Lines containing "title" are to be counted. Give the number and nothing more.

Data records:
◇ ◇ ◇

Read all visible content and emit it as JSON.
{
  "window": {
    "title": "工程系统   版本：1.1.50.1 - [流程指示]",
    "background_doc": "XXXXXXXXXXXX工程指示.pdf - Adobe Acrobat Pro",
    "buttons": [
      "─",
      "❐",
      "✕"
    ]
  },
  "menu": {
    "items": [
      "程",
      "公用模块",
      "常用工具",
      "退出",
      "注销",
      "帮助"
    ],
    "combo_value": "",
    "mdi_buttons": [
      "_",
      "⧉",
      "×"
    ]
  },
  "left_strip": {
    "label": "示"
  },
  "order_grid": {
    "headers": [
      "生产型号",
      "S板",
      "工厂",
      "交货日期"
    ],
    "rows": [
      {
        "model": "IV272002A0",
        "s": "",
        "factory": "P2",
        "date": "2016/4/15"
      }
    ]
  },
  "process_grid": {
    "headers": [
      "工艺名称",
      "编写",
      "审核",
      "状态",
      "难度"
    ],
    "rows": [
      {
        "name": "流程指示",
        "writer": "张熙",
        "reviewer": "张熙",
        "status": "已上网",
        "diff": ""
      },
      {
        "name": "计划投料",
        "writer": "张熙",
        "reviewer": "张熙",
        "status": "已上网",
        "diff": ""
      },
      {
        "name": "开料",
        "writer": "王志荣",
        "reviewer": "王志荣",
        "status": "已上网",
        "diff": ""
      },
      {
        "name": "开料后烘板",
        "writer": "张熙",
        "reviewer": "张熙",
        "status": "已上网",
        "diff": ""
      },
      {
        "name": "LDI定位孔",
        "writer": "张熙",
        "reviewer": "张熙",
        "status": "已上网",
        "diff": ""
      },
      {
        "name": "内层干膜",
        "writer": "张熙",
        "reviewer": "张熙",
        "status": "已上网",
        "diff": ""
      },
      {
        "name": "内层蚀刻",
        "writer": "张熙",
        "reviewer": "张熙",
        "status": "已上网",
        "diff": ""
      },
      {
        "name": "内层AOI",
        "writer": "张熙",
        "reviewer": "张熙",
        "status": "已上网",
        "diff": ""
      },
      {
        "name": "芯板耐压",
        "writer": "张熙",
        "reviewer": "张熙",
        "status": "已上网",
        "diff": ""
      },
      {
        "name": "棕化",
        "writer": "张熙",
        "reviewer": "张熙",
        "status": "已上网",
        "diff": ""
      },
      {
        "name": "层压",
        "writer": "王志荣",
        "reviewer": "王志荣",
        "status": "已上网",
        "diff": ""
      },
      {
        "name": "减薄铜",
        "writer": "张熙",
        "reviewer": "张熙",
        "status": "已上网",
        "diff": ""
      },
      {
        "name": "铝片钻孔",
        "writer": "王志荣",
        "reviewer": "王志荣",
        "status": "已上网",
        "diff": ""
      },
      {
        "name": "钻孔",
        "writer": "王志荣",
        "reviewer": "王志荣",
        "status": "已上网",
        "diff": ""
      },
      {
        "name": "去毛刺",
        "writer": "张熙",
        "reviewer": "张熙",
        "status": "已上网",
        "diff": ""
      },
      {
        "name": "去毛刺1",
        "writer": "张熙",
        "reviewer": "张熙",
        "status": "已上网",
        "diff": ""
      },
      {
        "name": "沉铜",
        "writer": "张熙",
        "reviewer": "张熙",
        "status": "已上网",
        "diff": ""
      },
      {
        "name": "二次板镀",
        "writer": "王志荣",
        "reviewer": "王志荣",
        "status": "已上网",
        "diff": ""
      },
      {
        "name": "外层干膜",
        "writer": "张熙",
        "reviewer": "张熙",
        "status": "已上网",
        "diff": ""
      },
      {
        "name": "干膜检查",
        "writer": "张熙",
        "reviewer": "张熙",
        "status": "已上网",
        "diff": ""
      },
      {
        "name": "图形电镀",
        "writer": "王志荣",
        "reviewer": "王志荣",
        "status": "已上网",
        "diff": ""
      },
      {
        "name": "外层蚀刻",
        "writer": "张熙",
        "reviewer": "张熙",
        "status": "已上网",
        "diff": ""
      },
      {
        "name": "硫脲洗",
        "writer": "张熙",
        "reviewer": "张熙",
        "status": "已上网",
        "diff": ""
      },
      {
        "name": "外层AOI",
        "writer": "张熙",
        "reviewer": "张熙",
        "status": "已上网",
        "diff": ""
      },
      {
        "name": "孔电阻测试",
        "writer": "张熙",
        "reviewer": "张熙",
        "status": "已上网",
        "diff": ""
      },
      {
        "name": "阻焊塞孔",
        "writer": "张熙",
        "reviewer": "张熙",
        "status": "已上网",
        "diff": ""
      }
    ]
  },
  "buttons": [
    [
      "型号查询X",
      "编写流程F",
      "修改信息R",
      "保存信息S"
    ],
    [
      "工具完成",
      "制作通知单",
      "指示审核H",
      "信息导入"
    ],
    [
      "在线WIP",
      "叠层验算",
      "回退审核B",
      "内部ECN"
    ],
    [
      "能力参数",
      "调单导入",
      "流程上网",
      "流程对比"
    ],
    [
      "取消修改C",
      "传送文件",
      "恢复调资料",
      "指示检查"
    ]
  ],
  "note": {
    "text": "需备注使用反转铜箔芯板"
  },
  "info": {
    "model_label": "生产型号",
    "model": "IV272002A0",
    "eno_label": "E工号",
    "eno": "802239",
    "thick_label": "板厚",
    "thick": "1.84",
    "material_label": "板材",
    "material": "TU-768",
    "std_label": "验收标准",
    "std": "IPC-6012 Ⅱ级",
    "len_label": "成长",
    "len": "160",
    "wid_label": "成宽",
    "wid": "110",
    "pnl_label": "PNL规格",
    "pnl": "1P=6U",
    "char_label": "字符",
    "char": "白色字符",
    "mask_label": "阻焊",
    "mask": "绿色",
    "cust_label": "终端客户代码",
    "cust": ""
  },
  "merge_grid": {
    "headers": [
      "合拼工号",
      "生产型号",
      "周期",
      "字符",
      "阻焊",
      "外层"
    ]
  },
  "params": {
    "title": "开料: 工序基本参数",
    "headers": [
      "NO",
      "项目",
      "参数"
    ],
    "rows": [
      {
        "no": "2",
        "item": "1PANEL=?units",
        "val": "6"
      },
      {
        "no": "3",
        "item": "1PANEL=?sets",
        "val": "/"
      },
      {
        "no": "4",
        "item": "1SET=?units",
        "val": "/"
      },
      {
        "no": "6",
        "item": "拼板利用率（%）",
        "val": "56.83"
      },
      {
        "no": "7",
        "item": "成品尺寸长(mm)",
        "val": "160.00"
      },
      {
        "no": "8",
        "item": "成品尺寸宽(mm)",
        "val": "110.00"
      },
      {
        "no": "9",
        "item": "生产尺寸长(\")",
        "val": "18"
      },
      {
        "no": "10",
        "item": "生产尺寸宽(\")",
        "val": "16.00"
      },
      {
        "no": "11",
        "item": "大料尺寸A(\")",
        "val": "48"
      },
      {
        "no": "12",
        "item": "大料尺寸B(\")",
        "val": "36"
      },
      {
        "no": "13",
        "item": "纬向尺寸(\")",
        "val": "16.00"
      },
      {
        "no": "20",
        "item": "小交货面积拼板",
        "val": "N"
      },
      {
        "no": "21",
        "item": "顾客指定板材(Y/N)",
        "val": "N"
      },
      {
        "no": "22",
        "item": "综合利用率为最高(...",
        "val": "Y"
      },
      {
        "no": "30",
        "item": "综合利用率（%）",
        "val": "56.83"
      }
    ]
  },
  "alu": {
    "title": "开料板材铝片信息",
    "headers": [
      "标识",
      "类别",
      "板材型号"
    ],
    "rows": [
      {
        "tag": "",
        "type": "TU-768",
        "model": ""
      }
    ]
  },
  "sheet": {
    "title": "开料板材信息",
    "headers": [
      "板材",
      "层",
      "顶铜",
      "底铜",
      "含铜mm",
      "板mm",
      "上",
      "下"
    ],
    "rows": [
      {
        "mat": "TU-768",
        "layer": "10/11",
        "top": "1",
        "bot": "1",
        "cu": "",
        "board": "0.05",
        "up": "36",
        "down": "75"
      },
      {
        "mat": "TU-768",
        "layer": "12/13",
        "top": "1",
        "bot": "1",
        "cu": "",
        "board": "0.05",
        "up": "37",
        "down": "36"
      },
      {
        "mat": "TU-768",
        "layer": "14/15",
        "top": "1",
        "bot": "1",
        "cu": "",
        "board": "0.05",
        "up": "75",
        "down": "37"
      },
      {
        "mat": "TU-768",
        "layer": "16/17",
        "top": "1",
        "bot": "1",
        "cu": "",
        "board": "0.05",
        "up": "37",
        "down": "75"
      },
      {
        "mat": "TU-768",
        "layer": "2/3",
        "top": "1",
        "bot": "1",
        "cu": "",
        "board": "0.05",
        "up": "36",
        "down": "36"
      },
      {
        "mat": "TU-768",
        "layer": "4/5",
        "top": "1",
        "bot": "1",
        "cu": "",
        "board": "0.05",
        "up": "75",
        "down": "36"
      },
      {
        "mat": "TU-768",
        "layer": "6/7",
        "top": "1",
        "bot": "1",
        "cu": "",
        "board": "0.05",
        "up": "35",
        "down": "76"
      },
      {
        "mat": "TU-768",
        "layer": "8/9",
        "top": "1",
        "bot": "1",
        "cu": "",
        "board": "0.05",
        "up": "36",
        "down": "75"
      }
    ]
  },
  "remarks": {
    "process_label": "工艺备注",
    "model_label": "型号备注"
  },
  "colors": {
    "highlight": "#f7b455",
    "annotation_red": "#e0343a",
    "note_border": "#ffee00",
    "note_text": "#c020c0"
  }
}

◇ ◇ ◇

■ RESPONSE: 4